◆ **TASK DIRECTIONS**
Identify all lines in the data containing the string "Diagramm". Copy them out.

◆ **STORED RECORDS**
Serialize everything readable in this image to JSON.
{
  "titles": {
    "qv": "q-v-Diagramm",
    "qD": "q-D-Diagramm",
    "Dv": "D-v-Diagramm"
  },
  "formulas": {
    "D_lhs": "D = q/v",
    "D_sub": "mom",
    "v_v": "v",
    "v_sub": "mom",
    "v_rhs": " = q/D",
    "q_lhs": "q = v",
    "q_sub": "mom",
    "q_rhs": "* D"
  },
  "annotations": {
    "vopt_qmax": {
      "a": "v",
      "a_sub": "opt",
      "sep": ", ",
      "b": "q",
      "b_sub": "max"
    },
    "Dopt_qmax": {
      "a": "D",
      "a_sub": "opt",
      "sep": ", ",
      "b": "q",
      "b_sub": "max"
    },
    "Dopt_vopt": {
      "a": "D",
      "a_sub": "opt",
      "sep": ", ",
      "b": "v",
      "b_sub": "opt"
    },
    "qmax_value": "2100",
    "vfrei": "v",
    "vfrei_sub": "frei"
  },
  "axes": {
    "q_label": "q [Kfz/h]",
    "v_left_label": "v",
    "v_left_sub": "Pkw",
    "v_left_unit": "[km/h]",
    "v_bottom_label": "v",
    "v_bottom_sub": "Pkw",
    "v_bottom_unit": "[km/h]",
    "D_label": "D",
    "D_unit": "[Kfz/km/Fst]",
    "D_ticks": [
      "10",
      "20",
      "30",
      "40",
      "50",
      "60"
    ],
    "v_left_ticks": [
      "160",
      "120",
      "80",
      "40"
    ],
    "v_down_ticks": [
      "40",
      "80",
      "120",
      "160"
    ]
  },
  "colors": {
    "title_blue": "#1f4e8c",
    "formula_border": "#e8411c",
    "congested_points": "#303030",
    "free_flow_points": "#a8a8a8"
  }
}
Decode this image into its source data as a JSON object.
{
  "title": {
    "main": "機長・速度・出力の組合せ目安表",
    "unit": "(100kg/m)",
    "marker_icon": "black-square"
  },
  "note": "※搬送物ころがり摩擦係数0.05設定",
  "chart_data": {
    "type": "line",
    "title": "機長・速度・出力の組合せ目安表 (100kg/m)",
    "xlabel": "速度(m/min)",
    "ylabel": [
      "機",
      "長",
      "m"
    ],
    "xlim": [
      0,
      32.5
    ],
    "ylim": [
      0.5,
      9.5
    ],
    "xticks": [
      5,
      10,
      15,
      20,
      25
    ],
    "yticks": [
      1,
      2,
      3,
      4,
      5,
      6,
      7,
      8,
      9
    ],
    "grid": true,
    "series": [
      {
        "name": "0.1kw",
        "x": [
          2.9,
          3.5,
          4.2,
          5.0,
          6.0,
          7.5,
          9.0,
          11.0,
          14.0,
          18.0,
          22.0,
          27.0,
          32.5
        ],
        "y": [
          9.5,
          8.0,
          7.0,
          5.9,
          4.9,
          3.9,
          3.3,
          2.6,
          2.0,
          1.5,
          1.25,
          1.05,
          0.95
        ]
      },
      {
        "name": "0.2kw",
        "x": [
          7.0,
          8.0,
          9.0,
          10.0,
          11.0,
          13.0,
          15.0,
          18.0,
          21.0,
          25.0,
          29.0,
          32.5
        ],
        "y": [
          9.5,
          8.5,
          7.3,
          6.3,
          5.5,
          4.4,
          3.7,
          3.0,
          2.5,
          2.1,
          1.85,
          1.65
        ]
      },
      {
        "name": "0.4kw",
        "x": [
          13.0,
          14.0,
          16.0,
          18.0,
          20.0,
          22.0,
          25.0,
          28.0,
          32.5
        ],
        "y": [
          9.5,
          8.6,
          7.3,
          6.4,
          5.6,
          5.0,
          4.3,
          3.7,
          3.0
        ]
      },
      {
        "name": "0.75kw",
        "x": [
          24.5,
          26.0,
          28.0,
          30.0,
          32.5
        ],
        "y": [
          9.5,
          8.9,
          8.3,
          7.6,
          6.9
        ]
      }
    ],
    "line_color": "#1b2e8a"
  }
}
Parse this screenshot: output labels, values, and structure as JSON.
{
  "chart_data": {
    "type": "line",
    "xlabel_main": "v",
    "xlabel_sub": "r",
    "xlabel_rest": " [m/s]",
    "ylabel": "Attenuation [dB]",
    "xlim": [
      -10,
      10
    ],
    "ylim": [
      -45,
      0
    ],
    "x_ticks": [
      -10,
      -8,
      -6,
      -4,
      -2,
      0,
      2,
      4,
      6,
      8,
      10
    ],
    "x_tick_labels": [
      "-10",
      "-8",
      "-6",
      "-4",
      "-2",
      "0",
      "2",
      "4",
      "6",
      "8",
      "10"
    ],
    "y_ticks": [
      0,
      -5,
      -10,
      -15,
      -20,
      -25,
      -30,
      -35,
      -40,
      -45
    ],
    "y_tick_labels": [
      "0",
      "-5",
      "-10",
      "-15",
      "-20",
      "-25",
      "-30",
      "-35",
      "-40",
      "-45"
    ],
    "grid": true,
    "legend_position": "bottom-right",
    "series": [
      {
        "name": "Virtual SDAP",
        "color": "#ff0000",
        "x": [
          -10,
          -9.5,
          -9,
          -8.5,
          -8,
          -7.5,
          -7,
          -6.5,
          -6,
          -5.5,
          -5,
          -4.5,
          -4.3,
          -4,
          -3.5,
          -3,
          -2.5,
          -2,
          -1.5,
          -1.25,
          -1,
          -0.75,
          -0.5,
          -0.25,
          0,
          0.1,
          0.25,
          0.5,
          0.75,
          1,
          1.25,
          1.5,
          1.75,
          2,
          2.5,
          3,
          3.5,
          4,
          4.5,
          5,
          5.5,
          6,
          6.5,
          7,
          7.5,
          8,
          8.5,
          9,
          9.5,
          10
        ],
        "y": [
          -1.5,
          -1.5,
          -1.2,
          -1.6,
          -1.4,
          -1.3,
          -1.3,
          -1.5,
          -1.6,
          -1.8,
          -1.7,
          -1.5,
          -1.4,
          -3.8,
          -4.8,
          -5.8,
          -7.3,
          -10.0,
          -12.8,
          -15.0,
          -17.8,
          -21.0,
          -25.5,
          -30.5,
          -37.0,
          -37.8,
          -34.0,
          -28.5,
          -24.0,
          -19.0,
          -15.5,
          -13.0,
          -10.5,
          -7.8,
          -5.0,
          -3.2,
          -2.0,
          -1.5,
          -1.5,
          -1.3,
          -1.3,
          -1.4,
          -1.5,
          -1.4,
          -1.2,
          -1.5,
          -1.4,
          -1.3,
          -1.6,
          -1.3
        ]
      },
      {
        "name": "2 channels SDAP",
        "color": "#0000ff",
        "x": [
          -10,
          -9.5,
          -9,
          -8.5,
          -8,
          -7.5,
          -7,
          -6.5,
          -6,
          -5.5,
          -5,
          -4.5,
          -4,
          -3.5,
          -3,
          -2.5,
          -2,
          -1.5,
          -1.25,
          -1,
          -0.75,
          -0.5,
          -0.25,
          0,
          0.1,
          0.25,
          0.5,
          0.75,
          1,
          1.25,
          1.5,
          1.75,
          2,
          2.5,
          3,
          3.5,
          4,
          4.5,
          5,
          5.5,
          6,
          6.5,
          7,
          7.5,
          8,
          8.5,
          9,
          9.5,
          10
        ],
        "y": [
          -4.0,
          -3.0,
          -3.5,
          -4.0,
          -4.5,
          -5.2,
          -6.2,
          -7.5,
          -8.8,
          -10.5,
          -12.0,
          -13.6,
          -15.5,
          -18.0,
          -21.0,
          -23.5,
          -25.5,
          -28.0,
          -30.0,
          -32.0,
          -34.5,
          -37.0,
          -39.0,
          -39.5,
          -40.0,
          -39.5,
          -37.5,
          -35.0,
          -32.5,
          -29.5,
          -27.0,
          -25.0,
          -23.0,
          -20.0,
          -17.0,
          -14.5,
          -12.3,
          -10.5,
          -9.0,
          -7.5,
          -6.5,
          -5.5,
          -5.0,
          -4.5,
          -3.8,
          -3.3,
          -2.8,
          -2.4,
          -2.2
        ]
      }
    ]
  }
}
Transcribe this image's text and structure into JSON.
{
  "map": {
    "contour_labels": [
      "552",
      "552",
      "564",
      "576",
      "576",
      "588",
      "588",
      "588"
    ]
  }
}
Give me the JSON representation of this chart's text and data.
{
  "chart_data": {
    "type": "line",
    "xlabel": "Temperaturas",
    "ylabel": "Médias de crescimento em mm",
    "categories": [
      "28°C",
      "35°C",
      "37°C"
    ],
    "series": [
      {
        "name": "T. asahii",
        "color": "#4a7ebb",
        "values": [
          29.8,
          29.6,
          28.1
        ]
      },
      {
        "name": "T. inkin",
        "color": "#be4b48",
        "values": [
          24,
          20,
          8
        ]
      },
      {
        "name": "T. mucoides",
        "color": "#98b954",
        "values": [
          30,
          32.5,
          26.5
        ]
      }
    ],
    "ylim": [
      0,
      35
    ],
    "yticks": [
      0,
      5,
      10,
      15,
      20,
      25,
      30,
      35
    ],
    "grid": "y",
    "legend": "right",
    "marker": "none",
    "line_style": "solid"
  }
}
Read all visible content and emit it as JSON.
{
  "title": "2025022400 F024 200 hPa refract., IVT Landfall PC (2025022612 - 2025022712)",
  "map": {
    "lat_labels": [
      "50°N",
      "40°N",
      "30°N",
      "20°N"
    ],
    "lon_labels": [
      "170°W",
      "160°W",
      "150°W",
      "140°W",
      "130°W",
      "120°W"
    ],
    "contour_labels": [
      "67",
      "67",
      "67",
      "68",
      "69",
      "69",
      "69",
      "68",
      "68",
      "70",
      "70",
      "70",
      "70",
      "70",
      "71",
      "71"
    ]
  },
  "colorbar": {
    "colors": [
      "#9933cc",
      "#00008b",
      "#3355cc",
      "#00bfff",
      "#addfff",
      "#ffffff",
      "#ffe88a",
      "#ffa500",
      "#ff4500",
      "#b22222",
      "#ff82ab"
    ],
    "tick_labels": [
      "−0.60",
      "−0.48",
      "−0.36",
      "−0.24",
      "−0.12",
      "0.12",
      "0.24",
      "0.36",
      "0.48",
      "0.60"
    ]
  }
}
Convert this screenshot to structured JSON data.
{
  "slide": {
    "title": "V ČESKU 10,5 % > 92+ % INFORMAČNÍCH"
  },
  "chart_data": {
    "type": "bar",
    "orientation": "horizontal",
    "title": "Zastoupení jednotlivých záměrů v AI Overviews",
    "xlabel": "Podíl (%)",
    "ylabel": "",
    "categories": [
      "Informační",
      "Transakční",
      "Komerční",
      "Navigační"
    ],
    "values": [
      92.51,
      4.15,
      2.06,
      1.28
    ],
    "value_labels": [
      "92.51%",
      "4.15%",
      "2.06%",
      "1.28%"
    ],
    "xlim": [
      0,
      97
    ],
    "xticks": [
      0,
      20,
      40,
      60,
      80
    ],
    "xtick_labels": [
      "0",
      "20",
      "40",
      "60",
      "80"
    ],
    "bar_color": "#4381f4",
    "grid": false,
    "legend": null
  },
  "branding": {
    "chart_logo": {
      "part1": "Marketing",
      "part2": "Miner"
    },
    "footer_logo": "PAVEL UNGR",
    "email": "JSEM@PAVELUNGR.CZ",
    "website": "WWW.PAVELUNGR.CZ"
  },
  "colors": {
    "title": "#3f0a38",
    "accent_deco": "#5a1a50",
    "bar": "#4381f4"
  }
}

◆ **OUTPUT FOR THIS TASK**
    "qv": "q-v-Diagramm",
    "qD": "q-D-Diagramm",
    "Dv": "D-v-Diagramm"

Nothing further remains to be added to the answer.